- Written request
Collect every line of the records below that contains the word "Import".
## begin Supplied records
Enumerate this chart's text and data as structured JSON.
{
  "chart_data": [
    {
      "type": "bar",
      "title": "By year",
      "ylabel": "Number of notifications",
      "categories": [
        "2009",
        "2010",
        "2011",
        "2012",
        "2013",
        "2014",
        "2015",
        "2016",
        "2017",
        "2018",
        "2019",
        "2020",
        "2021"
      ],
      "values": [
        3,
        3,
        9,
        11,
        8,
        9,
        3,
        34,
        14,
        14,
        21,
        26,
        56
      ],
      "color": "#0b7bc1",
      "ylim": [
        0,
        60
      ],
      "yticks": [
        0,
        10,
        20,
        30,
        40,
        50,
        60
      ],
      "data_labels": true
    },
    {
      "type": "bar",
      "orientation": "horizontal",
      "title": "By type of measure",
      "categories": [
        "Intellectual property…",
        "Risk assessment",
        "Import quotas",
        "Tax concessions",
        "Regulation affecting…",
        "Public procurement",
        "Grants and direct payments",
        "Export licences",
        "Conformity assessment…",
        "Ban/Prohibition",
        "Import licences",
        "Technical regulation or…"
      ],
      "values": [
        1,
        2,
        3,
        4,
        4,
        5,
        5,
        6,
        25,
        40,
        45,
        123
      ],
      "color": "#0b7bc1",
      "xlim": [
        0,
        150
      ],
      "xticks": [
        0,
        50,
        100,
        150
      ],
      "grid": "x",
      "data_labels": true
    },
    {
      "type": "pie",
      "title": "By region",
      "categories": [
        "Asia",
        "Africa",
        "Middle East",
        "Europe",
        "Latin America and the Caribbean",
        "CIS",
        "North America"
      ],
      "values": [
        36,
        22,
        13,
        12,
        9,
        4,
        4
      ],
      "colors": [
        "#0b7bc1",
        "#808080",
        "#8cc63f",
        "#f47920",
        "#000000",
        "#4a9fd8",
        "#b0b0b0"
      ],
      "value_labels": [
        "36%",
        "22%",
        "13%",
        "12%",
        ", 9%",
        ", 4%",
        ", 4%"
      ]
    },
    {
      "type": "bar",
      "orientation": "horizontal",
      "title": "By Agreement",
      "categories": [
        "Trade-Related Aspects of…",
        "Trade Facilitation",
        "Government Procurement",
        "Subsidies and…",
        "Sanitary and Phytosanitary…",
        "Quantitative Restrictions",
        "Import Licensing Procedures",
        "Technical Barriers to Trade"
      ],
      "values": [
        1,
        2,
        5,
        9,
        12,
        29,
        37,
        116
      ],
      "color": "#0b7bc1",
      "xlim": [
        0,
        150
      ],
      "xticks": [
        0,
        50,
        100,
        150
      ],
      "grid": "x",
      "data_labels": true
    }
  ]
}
## end Supplied records
- Result
        "Import quotas",
        "Import licences",
        "Import Licensing Procedures",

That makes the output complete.